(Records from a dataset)
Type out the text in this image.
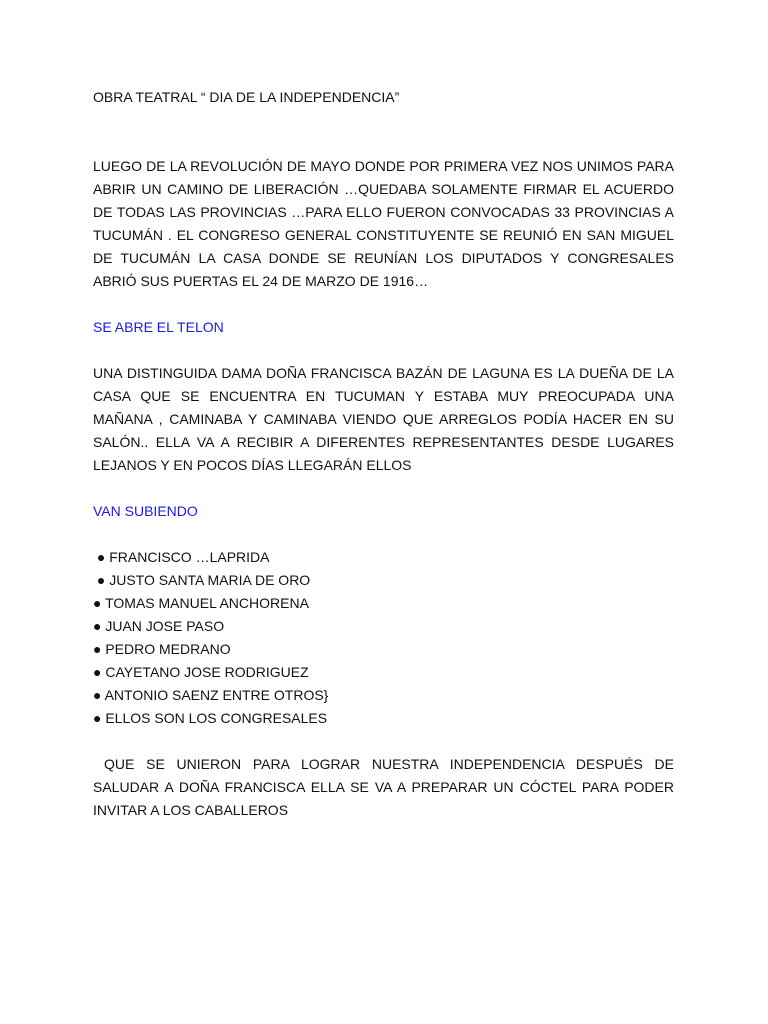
OBRA TEATRAL “ DIA DE LA INDEPENDENCIA”

LUEGO DE LA REVOLUCIÓN DE MAYO DONDE POR PRIMERA VEZ NOS UNIMOS PARA ABRIR UN CAMINO DE LIBERACIÓN …QUEDABA SOLAMENTE FIRMAR EL ACUERDO DE TODAS LAS PROVINCIAS …PARA ELLO FUERON CONVOCADAS 33 PROVINCIAS A TUCUMÁN . EL CONGRESO GENERAL CONSTITUYENTE SE REUNIÓ EN SAN MIGUEL DE TUCUMÁN LA CASA DONDE SE REUNÍAN LOS DIPUTADOS Y CONGRESALES ABRIÓ SUS PUERTAS EL 24 DE MARZO DE 1916…

SE ABRE EL TELON

UNA DISTINGUIDA DAMA DOÑA FRANCISCA BAZÁN DE LAGUNA ES LA DUEÑA DE LA CASA QUE SE ENCUENTRA EN TUCUMAN Y ESTABA MUY PREOCUPADA UNA MAÑANA , CAMINABA Y CAMINABA VIENDO QUE ARREGLOS PODÍA HACER EN SU SALÓN.. ELLA VA A RECIBIR A DIFERENTES REPRESENTANTES DESDE LUGARES LEJANOS Y EN POCOS DÍAS LLEGARÁN ELLOS

VAN SUBIENDO

● FRANCISCO …LAPRIDA
● JUSTO SANTA MARIA DE ORO
● TOMAS MANUEL ANCHORENA
● JUAN JOSE PASO
● PEDRO MEDRANO
● CAYETANO JOSE RODRIGUEZ
● ANTONIO SAENZ ENTRE OTROS}
● ELLOS SON LOS CONGRESALES

QUE SE UNIERON PARA LOGRAR NUESTRA INDEPENDENCIA DESPUÉS DE SALUDAR A DOÑA FRANCISCA ELLA SE VA A PREPARAR UN CÓCTEL PARA PODER INVITAR A LOS CABALLEROS
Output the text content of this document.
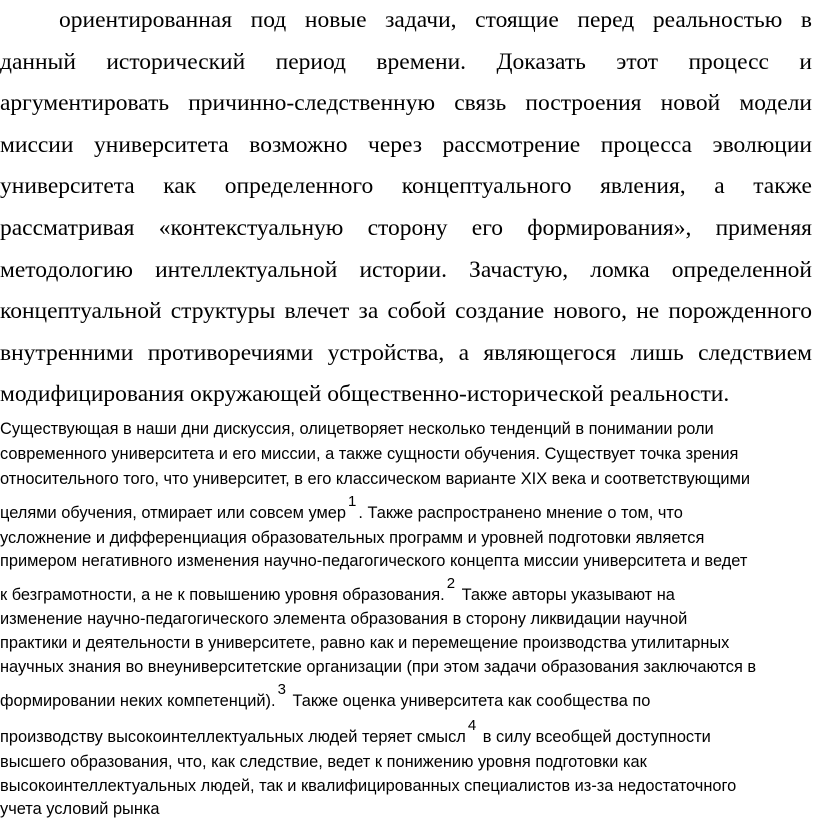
ориентированная под новые задачи, стоящие перед реальностью в
данный исторический период времени. Доказать этот процесс и
аргументировать причинно-следственную связь построения новой модели
миссии университета возможно через рассмотрение процесса эволюции
университета как определенного концептуального явления, а также
рассматривая «контекстуальную сторону его формирования», применяя
методологию интеллектуальной истории. Зачастую, ломка определенной
концептуальной структуры влечет за собой создание нового, не порожденного
внутренними противоречиями устройства, а являющегося лишь следствием
модифицирования окружающей общественно-исторической реальности.
Существующая в наши дни дискуссия, олицетворяет несколько тенденций в понимании роли
современного университета и его миссии, а также сущности обучения. Существует точка зрения
относительного того, что университет, в его классическом варианте XIX века и соответствующими
целями обучения, отмирает или совсем умер1. Также распространено мнение о том, что
усложнение и дифференциация образовательных программ и уровней подготовки является
примером негативного изменения научно-педагогического концепта миссии университета и ведет
к безграмотности, а не к повышению уровня образования.2 Также авторы указывают на
изменение научно-педагогического элемента образования в сторону ликвидации научной
практики и деятельности в университете, равно как и перемещение производства утилитарных
научных знания во внеуниверситетские организации (при этом задачи образования заключаются в
формировании неких компетенций).3 Также оценка университета как сообщества по
производству высокоинтеллектуальных людей теряет смысл4 в силу всеобщей доступности
высшего образования, что, как следствие, ведет к понижению уровня подготовки как
высокоинтеллектуальных людей, так и квалифицированных специалистов из-за недостаточного
учета условий рынка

* _EXERCISE DESCRIPTION_:
Search the preceding listing for the word "сторону" and pull out every line that holds it.

* _THE SOLUTION_:
рассматривая «контекстуальную сторону его формирования», применяя
изменение научно-педагогического элемента образования в сторону ликвидации научной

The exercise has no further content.